◆ Stated exercise:
For the copy, please give all of the data again exactly and leave the pictures out.

◆ Exercise materials:
::::

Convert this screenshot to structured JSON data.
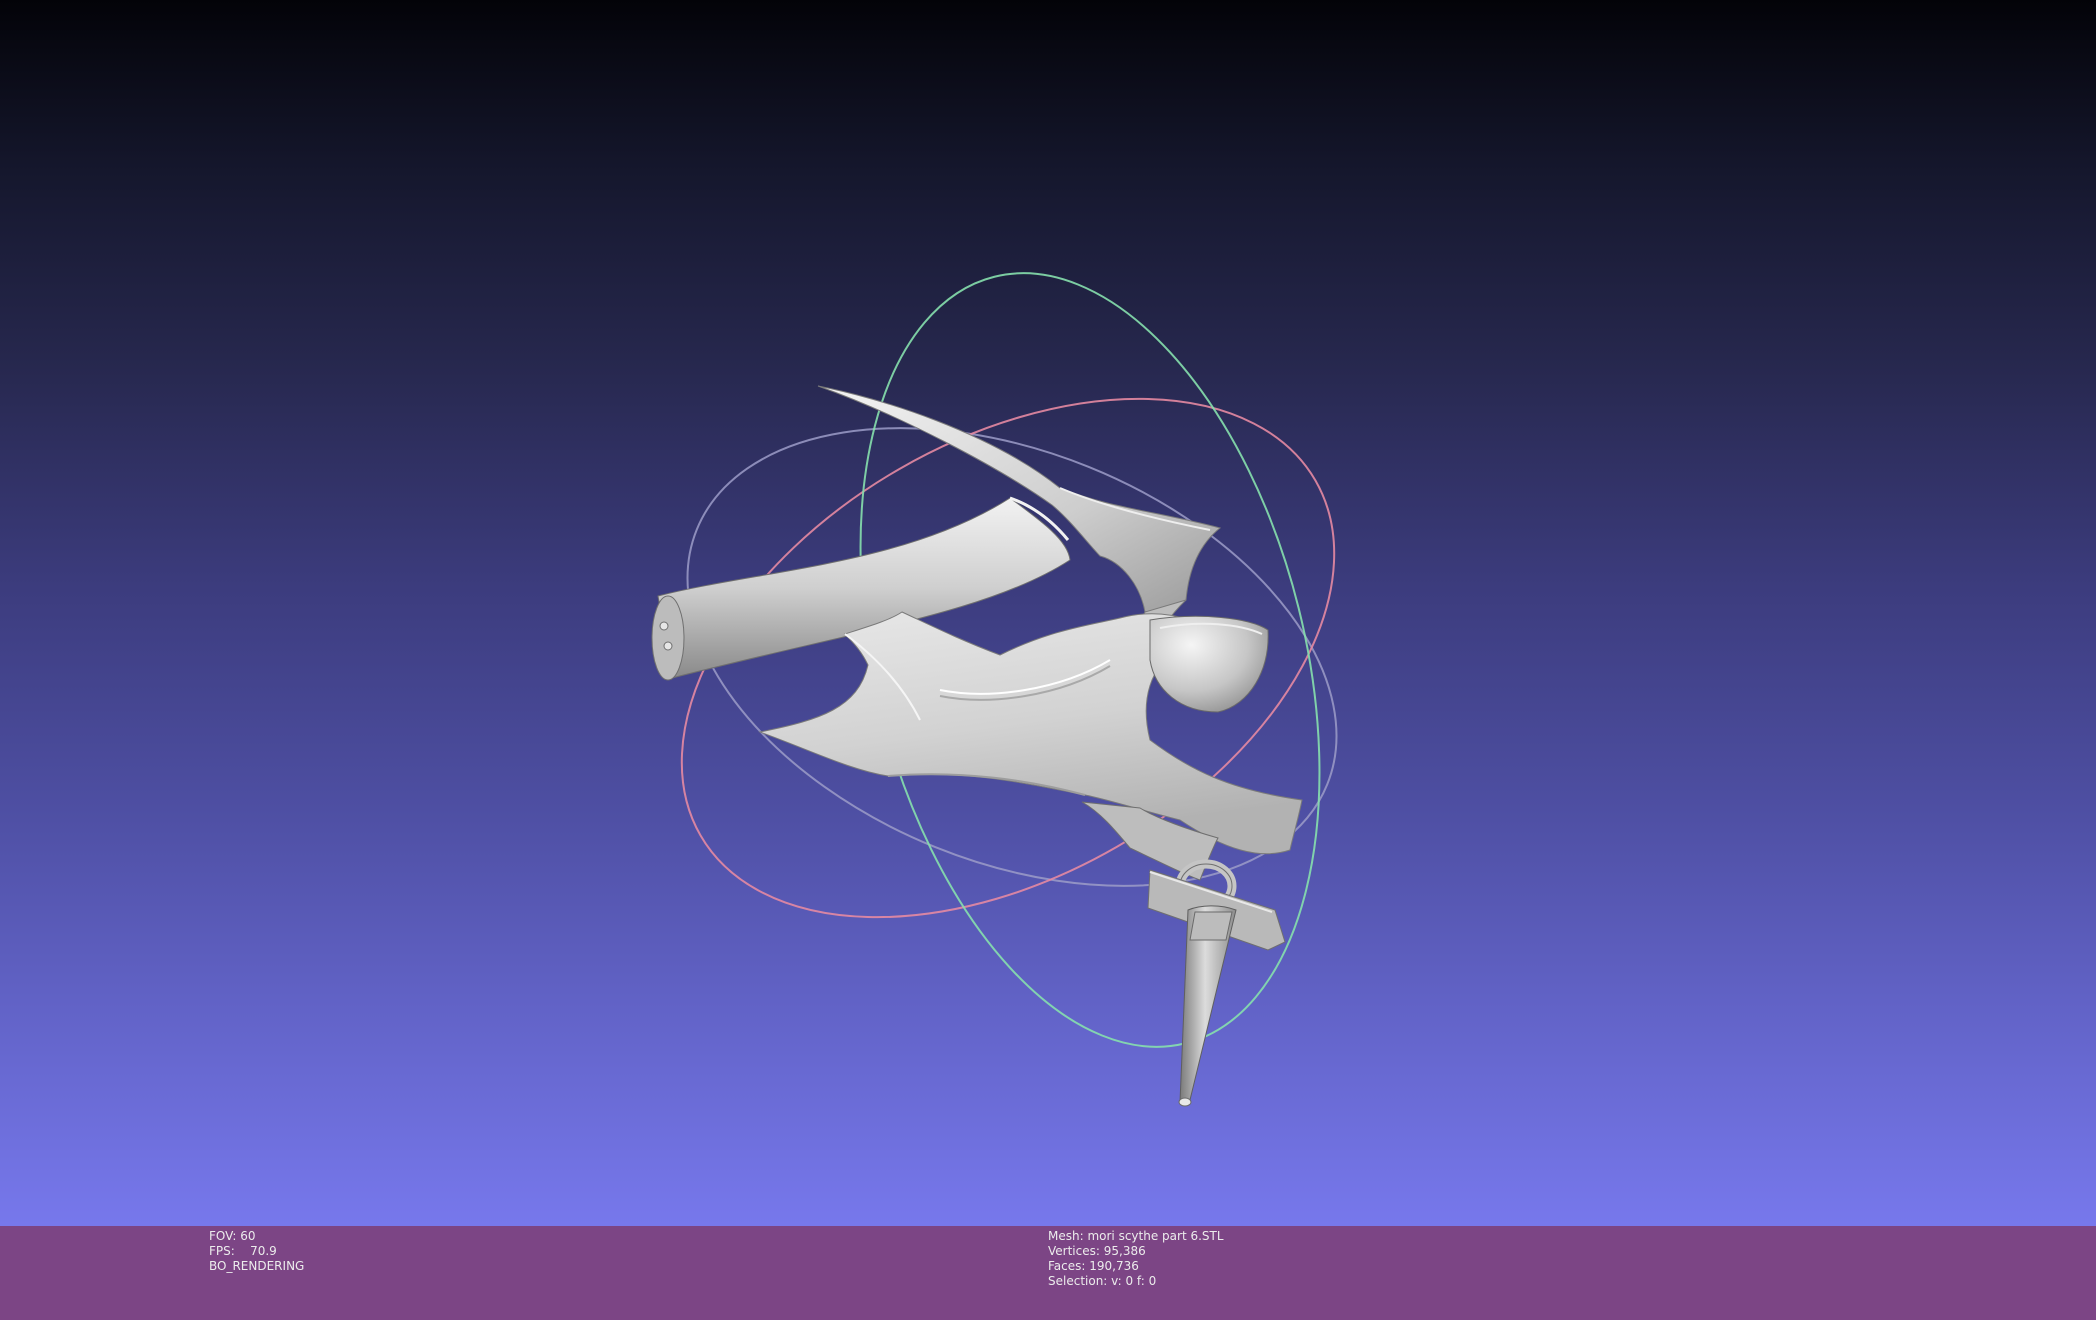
{
  "viewer": {
    "background_top": "#030308",
    "background_bottom": "#7778ec",
    "model_color": "#d6d6d6",
    "trackball_colors": [
      "#e58aa2",
      "#86e0ad",
      "#9c9cc8"
    ],
    "model_name": "mori scythe part 6"
  },
  "status_left": {
    "fov_label": "FOV:",
    "fov_value": "60",
    "fps_label": "FPS:",
    "fps_value": "70.9",
    "render_mode": "BO_RENDERING"
  },
  "status_right": {
    "mesh_label": "Mesh:",
    "mesh_value": "mori scythe part 6.STL",
    "vertices_label": "Vertices:",
    "vertices_value": "95,386",
    "faces_label": "Faces:",
    "faces_value": "190,736",
    "selection_label": "Selection:",
    "selection_value": "v: 0 f: 0"
  }
}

::::

◆ Expected answer:
Convert this screenshot to structured JSON data.
{
  "viewer": {
    "background_top": "#030308",
    "background_bottom": "#7778ec",
    "model_color": "#d6d6d6",
    "trackball_colors": [
      "#e58aa2",
      "#86e0ad",
      "#9c9cc8"
    ],
    "model_name": "mori scythe part 6"
  },
  "status_left": {
    "fov_label": "FOV:",
    "fov_value": "60",
    "fps_label": "FPS:",
    "fps_value": "70.9",
    "render_mode": "BO_RENDERING"
  },
  "status_right": {
    "mesh_label": "Mesh:",
    "mesh_value": "mori scythe part 6.STL",
    "vertices_label": "Vertices:",
    "vertices_value": "95,386",
    "faces_label": "Faces:",
    "faces_value": "190,736",
    "selection_label": "Selection:",
    "selection_value": "v: 0 f: 0"
  }
}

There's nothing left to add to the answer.